Figure contents as structured data:
— Begin —

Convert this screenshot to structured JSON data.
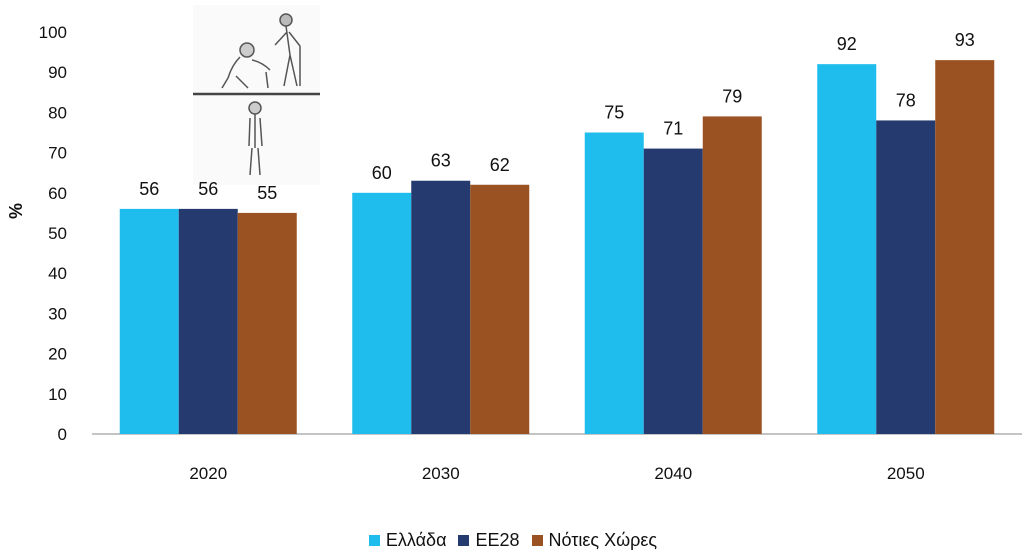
{
  "chart_data": {
    "type": "bar",
    "categories": [
      "2020",
      "2030",
      "2040",
      "2050"
    ],
    "series": [
      {
        "name": "Ελλάδα",
        "color": "#1fbdee",
        "values": [
          56,
          60,
          75,
          92
        ]
      },
      {
        "name": "ΕΕ28",
        "color": "#253a6e",
        "values": [
          56,
          63,
          71,
          78
        ]
      },
      {
        "name": "Νότιες Χώρες",
        "color": "#9b5222",
        "values": [
          55,
          62,
          79,
          93
        ]
      }
    ],
    "ylabel": "%",
    "ylim": [
      0,
      100
    ],
    "yticks": [
      0,
      10,
      20,
      30,
      40,
      50,
      60,
      70,
      80,
      90,
      100
    ],
    "grid": false,
    "legend_position": "bottom",
    "data_labels": true
  }
}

— End —

*Problem*
Repeat the material above in full and exactly, omitting the pictures.

*Finished answer*
Convert this screenshot to structured JSON data.
{
  "chart_data": {
    "type": "bar",
    "categories": [
      "2020",
      "2030",
      "2040",
      "2050"
    ],
    "series": [
      {
        "name": "Ελλάδα",
        "color": "#1fbdee",
        "values": [
          56,
          60,
          75,
          92
        ]
      },
      {
        "name": "ΕΕ28",
        "color": "#253a6e",
        "values": [
          56,
          63,
          71,
          78
        ]
      },
      {
        "name": "Νότιες Χώρες",
        "color": "#9b5222",
        "values": [
          55,
          62,
          79,
          93
        ]
      }
    ],
    "ylabel": "%",
    "ylim": [
      0,
      100
    ],
    "yticks": [
      0,
      10,
      20,
      30,
      40,
      50,
      60,
      70,
      80,
      90,
      100
    ],
    "grid": false,
    "legend_position": "bottom",
    "data_labels": true
  }
}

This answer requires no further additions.